__WHAT IS NEEDED__
Check each line of the material. Copy those containing "Panauhin".
# Start of EXTRACTED DATA
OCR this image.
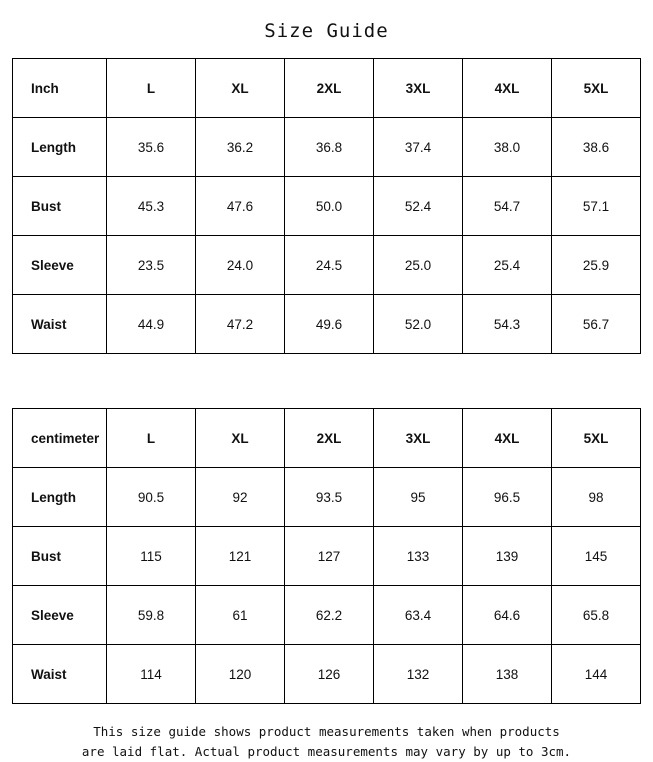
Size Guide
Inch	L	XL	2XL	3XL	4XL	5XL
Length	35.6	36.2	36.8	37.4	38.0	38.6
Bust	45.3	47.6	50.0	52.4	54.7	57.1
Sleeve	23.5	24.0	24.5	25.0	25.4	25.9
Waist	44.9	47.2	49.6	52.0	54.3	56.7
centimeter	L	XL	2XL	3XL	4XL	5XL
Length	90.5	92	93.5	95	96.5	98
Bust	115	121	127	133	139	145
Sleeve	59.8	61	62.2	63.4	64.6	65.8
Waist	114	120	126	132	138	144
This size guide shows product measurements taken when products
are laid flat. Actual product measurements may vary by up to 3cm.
# End of EXTRACTED DATA
# Start of EXTRACTED DATA
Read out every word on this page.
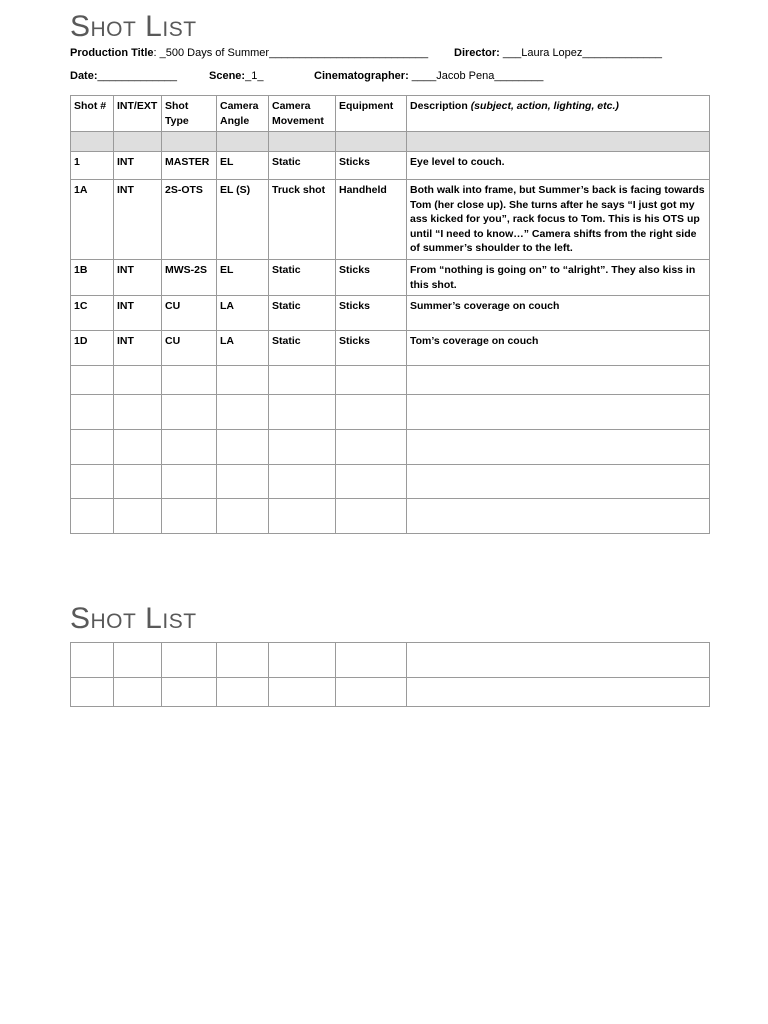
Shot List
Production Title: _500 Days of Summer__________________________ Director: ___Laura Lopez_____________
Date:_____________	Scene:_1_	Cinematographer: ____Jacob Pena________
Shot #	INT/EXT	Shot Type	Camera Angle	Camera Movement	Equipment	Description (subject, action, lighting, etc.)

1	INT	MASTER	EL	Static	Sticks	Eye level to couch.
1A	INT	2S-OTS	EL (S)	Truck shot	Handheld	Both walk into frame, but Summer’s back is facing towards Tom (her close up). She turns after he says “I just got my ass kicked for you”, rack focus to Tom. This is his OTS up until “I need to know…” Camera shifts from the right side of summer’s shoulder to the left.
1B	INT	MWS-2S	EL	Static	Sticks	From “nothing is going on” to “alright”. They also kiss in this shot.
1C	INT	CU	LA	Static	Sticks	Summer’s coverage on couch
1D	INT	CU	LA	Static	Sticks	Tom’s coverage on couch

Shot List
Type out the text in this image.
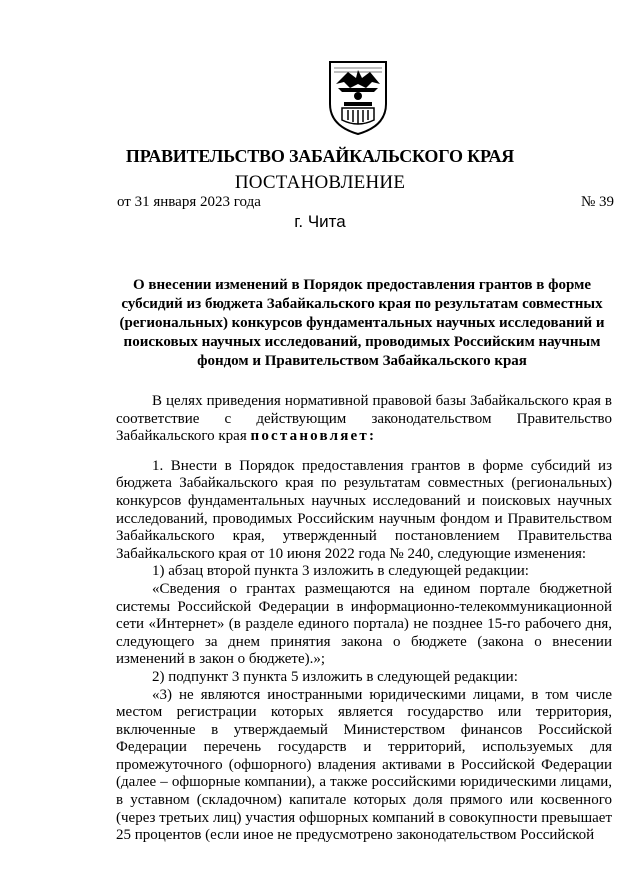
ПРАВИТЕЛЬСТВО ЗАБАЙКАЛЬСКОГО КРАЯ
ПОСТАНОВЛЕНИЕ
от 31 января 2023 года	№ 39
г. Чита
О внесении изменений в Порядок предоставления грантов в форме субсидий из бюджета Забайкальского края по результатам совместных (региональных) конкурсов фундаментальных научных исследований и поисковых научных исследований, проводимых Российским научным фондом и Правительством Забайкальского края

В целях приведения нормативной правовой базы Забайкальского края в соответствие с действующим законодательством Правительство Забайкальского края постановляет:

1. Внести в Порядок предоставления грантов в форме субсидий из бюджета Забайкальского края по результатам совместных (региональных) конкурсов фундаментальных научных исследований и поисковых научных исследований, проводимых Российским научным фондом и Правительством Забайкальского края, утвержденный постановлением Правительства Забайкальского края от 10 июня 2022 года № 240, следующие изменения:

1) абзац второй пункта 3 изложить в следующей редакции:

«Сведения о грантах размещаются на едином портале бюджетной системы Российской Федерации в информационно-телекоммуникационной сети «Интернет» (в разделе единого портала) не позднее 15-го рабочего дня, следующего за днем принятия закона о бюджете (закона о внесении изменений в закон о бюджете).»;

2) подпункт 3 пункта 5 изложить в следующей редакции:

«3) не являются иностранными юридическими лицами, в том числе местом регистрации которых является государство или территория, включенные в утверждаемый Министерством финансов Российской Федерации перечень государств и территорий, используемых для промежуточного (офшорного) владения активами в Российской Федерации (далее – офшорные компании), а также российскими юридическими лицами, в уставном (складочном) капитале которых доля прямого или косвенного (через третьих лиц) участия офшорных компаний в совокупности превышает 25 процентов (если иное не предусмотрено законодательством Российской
# End of EXTRACTED DATA
# Start of EXTRACTED DATA
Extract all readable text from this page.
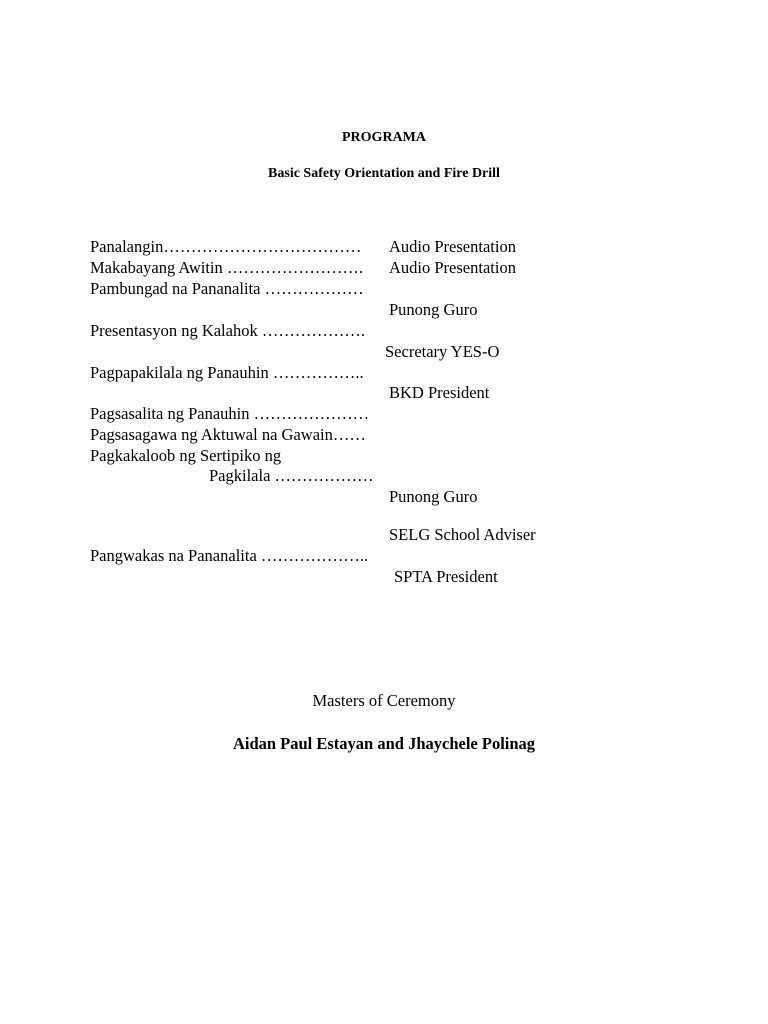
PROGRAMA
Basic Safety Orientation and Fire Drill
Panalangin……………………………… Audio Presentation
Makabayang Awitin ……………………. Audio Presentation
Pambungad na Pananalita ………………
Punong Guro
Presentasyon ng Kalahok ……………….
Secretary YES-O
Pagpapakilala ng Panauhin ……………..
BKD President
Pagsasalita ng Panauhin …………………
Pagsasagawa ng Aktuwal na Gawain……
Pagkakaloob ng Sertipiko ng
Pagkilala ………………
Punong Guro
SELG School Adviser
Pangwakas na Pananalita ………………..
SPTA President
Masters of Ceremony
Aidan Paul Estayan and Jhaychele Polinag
# End of EXTRACTED DATA
__EXERCISE OUTPUT__
Pagpapakilala ng Panauhin ……………..
Pagsasalita ng Panauhin …………………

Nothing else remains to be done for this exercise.